* THE TASK
Report the count of lines that carry the string "alpha", and add nothing.

* DATASET
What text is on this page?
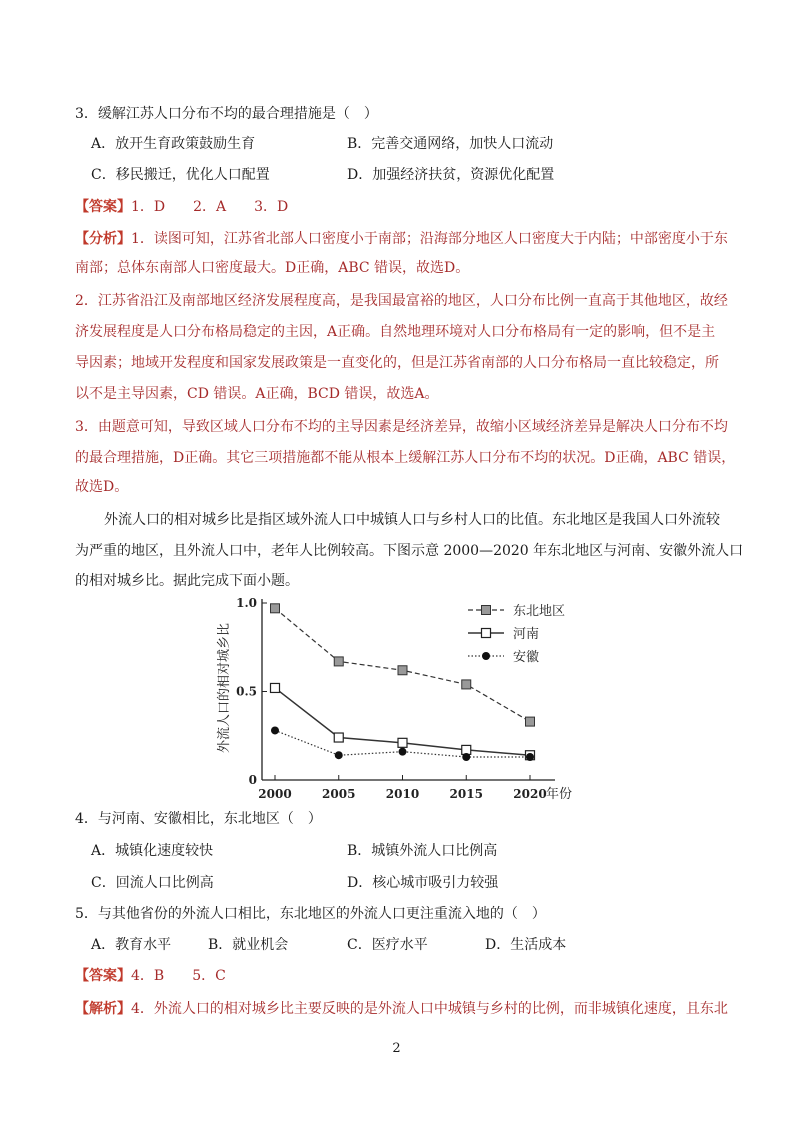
3．缓解江苏人口分布不均的最合理措施是（　）
A．放开生育政策鼓励生育	B．完善交通网络，加快人口流动
C．移民搬迁，优化人口配置	D．加强经济扶贫，资源优化配置
【答案】1．D　　2．A　　3．D
【分析】1．读图可知，江苏省北部人口密度小于南部；沿海部分地区人口密度大于内陆；中部密度小于东
南部；总体东南部人口密度最大。D正确，ABC 错误，故选D。
2．江苏省沿江及南部地区经济发展程度高，是我国最富裕的地区，人口分布比例一直高于其他地区，故经
济发展程度是人口分布格局稳定的主因，A正确。自然地理环境对人口分布格局有一定的影响，但不是主
导因素；地域开发程度和国家发展政策是一直变化的，但是江苏省南部的人口分布格局一直比较稳定，所
以不是主导因素，CD 错误。A正确，BCD 错误，故选A。
3．由题意可知，导致区域人口分布不均的主导因素是经济差异，故缩小区域经济差异是解决人口分布不均
的最合理措施，D正确。其它三项措施都不能从根本上缓解江苏人口分布不均的状况。D正确，ABC 错误，
故选D。
外流人口的相对城乡比是指区域外流人口中城镇人口与乡村人口的比值。东北地区是我国人口外流较
为严重的地区，且外流人口中，老年人比例较高。下图示意 2000—2020 年东北地区与河南、安徽外流人口
的相对城乡比。据此完成下面小题。
0
0.5
1.0
2000	2005	2010	2015	2020 年份
外流人口的相对城乡比
东北地区
河南
安徽
4．与河南、安徽相比，东北地区（　）
A．城镇化速度较快	B．城镇外流人口比例高
C．回流人口比例高	D．核心城市吸引力较强
5．与其他省份的外流人口相比，东北地区的外流人口更注重流入地的（　）
A．教育水平	B．就业机会	C．医疗水平	D．生活成本
【答案】4．B　　5．C
【解析】4．外流人口的相对城乡比主要反映的是外流人口中城镇与乡村的比例，而非城镇化速度，且东北
2
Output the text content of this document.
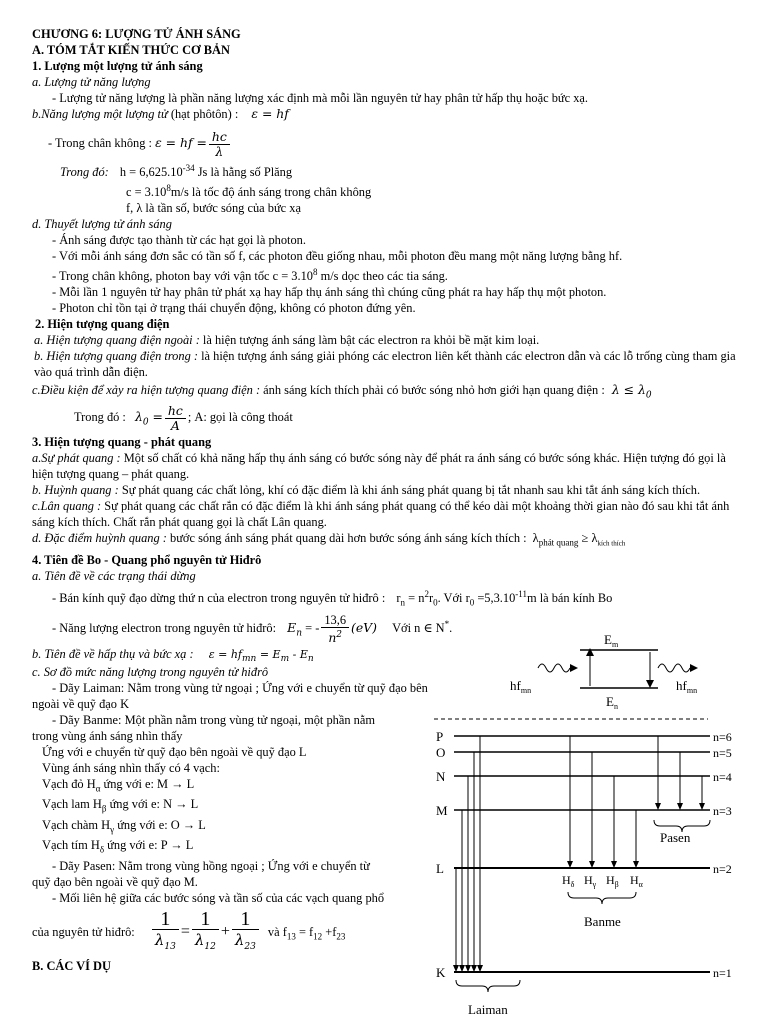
CHƯƠNG 6: LƯỢNG TỬ ÁNH SÁNG
A. TÓM TẮT KIẾN THỨC CƠ BẢN
1. Lượng một lượng tử ánh sáng
a. Lượng tử năng lượng
- Lượng tử năng lượng là phần năng lượng xác định mà mỗi lần nguyên tử hay phân tử hấp thụ hoặc bức xạ.
b.Năng lượng một lượng tử (hạt phôtôn) : ε = hf
- Trong chân không : ε = hf = $\frac{hc}{\lambda}$
Trong đó: $h = 6,625.10^{-34}$ Js là hằng số Plăng
$c = 3.10^8m/s$ là tốc độ ánh sáng trong chân không
f, λ là tần số, bước sóng của bức xạ
d. Thuyết lượng tử ánh sáng
- Ánh sáng được tạo thành từ các hạt gọi là photon.
- Với mỗi ánh sáng đơn sắc có tần số f, các photon đều giống nhau, mỗi photon đều mang một năng lượng bằng hf.
- Trong chân không, photon bay với vận tốc $c = 3.10^8$ m/s dọc theo các tia sáng.
- Mỗi lần 1 nguyên tử hay phân tử phát xạ hay hấp thụ ánh sáng thì chúng cũng phát ra hay hấp thụ một photon.
- Photon chỉ tồn tại ở trạng thái chuyển động, không có photon đứng yên.
2. Hiện tượng quang điện
a. Hiện tượng quang điện ngoài : là hiện tượng ánh sáng làm bật các electron ra khỏi bề mặt kim loại.
b. Hiện tượng quang điện trong : là hiện tượng ánh sáng giải phóng các electron liên kết thành các electron dẫn và các lỗ trống cùng tham gia vào quá trình dẫn điện.
c.Điều kiện để xảy ra hiện tượng quang điện : ánh sáng kích thích phải có bước sóng nhỏ hơn giới hạn quang điện : $\lambda \le \lambda_0$
Trong đó : $\lambda_0 = \frac{hc}{A}$ ; A: gọi là công thoát
3. Hiện tượng quang - phát quang
a.Sự phát quang : Một số chất có khả năng hấp thụ ánh sáng có bước sóng này để phát ra ánh sáng có bước sóng khác. Hiện tượng đó gọi là hiện tượng quang – phát quang.
b. Huỳnh quang : Sự phát quang các chất lỏng, khí có đặc điểm là khi ánh sáng phát quang bị tắt nhanh sau khi tắt ánh sáng kích thích.
c.Lân quang : Sự phát quang các chất rắn có đặc điểm là khi ánh sáng phát quang có thể kéo dài một khoảng thời gian nào đó sau khi tắt ánh sáng kích thích. Chất rắn phát quang gọi là chất Lân quang.
d. Đặc điểm huỳnh quang : bước sóng ánh sáng phát quang dài hơn bước sóng ánh sáng kích thích : $\lambda_{phát quang} \ge \lambda_{kích thích}$
4. Tiên đề Bo - Quang phổ nguyên tử Hiđrô
a. Tiên đề về các trạng thái dừng
- Bán kính quỹ đạo dừng thứ n của electron trong nguyên tử hiđrô : $r_n = n^2r_0$. Với $r_0 =5,3.10^{-11}m$ là bán kính Bo
- Năng lượng electron trong nguyên tử hiđrô: $E_n$ = - $\frac{13,6}{n^2} (eV)$ Với n ∈ N*.
b. Tiên đề về hấp thụ và bức xạ : $\varepsilon = hf_{mn} = E_m - E_n$
c. Sơ đồ mức năng lượng trong nguyên tử hiđrô
- Dãy Laiman: Nằm trong vùng tử ngoại ; Ứng với e chuyển từ quỹ đạo bên
ngoài về quỹ đạo K
- Dãy Banme: Một phần nằm trong vùng tử ngoại, một phần nằm
trong vùng ánh sáng nhìn thấy
Ứng với e chuyển từ quỹ đạo bên ngoài về quỹ đạo L
Vùng ánh sáng nhìn thấy có 4 vạch:
Vạch đỏ $H_\alpha$ ứng với e: M → L
Vạch lam $H_\beta$ ứng với e: N → L
Vạch chàm $H_\gamma$ ứng với e: O → L
Vạch tím $H_\delta$ ứng với e: P → L
- Dãy Pasen: Nằm trong vùng hồng ngoại ; Ứng với e chuyển từ
quỹ đạo bên ngoài về quỹ đạo M.
- Mối liên hệ giữa các bước sóng và tần số của các vạch quang phổ
của nguyên tử hiđrô: $\frac{1}{\lambda_{13}} = \frac{1}{\lambda_{12}} + \frac{1}{\lambda_{23}}$ và $f_{13} = f_{12} +f_{23}$
B. CÁC VÍ DỤ
$E_m$
$E_n$
$hf_{mn}$	$hf_{mn}$
P	n=6
O	n=5
N	n=4
M	n=3
L	n=2
K	n=1
Pasen
Banme
Laiman
$H_\delta$ $H_\gamma$ $H_\beta$ $H_\alpha$
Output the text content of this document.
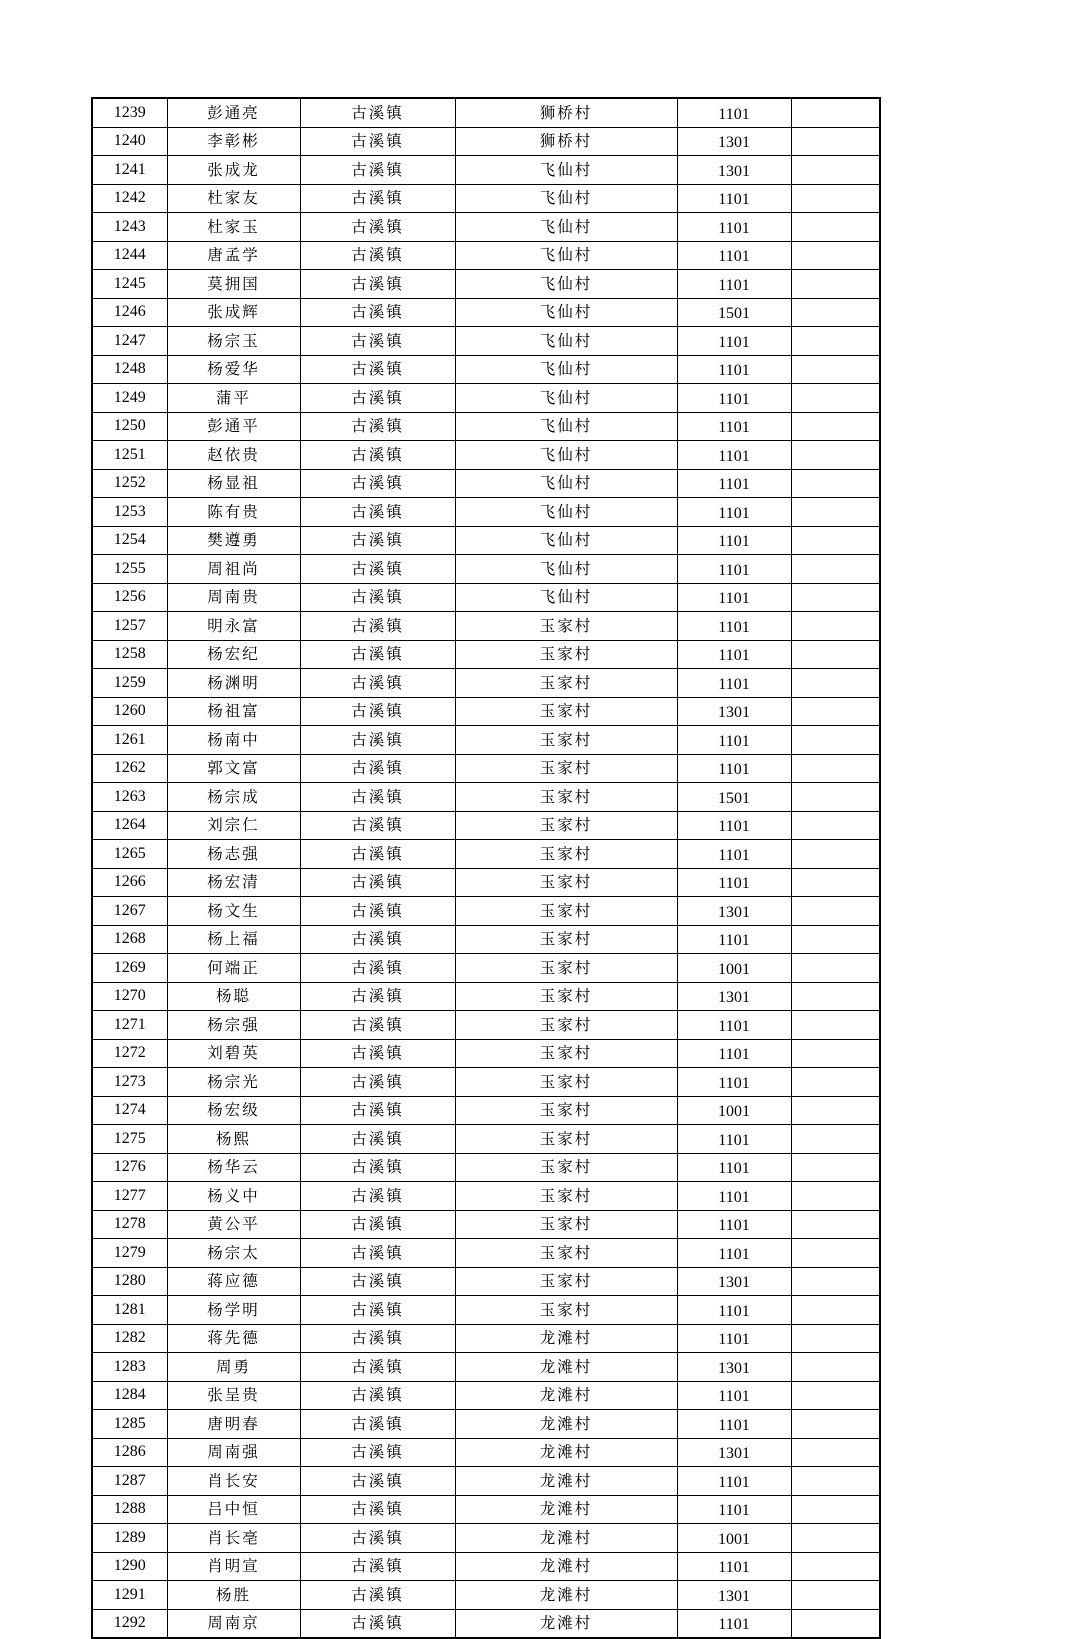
1239	彭通亮	古溪镇	狮桥村	1101	
1240	李彰彬	古溪镇	狮桥村	1301	
1241	张成龙	古溪镇	飞仙村	1301	
1242	杜家友	古溪镇	飞仙村	1101	
1243	杜家玉	古溪镇	飞仙村	1101	
1244	唐孟学	古溪镇	飞仙村	1101	
1245	莫拥国	古溪镇	飞仙村	1101	
1246	张成辉	古溪镇	飞仙村	1501	
1247	杨宗玉	古溪镇	飞仙村	1101	
1248	杨爱华	古溪镇	飞仙村	1101	
1249	蒲平	古溪镇	飞仙村	1101	
1250	彭通平	古溪镇	飞仙村	1101	
1251	赵依贵	古溪镇	飞仙村	1101	
1252	杨显祖	古溪镇	飞仙村	1101	
1253	陈有贵	古溪镇	飞仙村	1101	
1254	樊遵勇	古溪镇	飞仙村	1101	
1255	周祖尚	古溪镇	飞仙村	1101	
1256	周南贵	古溪镇	飞仙村	1101	
1257	明永富	古溪镇	玉家村	1101	
1258	杨宏纪	古溪镇	玉家村	1101	
1259	杨渊明	古溪镇	玉家村	1101	
1260	杨祖富	古溪镇	玉家村	1301	
1261	杨南中	古溪镇	玉家村	1101	
1262	郭文富	古溪镇	玉家村	1101	
1263	杨宗成	古溪镇	玉家村	1501	
1264	刘宗仁	古溪镇	玉家村	1101	
1265	杨志强	古溪镇	玉家村	1101	
1266	杨宏清	古溪镇	玉家村	1101	
1267	杨文生	古溪镇	玉家村	1301	
1268	杨上福	古溪镇	玉家村	1101	
1269	何端正	古溪镇	玉家村	1001	
1270	杨聪	古溪镇	玉家村	1301	
1271	杨宗强	古溪镇	玉家村	1101	
1272	刘碧英	古溪镇	玉家村	1101	
1273	杨宗光	古溪镇	玉家村	1101	
1274	杨宏级	古溪镇	玉家村	1001	
1275	杨熙	古溪镇	玉家村	1101	
1276	杨华云	古溪镇	玉家村	1101	
1277	杨义中	古溪镇	玉家村	1101	
1278	黄公平	古溪镇	玉家村	1101	
1279	杨宗太	古溪镇	玉家村	1101	
1280	蒋应德	古溪镇	玉家村	1301	
1281	杨学明	古溪镇	玉家村	1101	
1282	蒋先德	古溪镇	龙滩村	1101	
1283	周勇	古溪镇	龙滩村	1301	
1284	张呈贵	古溪镇	龙滩村	1101	
1285	唐明春	古溪镇	龙滩村	1101	
1286	周南强	古溪镇	龙滩村	1301	
1287	肖长安	古溪镇	龙滩村	1101	
1288	吕中恒	古溪镇	龙滩村	1101	
1289	肖长亳	古溪镇	龙滩村	1001	
1290	肖明宣	古溪镇	龙滩村	1101	
1291	杨胜	古溪镇	龙滩村	1301	
1292	周南京	古溪镇	龙滩村	1101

* EXERCISE SOLUTION
2